> _Given problem_:
Across the data below, how many lines hold "الآية"? Answer with that number and nothing else.

* Begin Records provided *

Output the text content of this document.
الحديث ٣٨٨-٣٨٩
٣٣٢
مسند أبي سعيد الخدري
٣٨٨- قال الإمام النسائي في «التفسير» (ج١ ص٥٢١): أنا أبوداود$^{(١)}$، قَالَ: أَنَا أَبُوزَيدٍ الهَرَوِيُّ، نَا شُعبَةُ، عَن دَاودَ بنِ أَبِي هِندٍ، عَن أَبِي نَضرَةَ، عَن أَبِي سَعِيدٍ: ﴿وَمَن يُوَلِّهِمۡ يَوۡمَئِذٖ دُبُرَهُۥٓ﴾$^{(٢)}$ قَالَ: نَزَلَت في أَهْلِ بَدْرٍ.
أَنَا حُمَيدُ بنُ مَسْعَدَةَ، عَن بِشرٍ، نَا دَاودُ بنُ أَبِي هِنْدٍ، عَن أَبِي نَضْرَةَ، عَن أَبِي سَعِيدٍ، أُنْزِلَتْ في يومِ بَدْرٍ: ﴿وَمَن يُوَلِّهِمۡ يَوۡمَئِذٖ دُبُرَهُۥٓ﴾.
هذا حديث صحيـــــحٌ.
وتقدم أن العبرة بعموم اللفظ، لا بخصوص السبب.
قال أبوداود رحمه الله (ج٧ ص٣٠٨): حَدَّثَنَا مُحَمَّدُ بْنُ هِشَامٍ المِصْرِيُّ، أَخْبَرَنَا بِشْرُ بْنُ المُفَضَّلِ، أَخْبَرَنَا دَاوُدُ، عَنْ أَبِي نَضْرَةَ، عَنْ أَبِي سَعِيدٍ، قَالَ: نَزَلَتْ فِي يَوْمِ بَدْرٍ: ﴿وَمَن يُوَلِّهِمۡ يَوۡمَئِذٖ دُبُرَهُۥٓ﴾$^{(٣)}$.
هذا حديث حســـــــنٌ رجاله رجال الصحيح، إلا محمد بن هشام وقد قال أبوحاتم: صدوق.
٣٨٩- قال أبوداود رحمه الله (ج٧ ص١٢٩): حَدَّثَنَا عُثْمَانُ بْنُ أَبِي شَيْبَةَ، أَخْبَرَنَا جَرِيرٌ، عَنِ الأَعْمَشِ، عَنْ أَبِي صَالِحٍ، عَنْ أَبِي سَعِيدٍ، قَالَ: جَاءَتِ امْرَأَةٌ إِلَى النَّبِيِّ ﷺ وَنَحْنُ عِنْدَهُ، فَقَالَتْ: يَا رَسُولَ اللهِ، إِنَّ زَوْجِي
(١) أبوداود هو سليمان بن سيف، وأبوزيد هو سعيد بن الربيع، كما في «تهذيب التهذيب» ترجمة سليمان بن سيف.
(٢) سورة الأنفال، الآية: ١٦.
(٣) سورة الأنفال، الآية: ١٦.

* End Records provided *

> _Answer below_:
2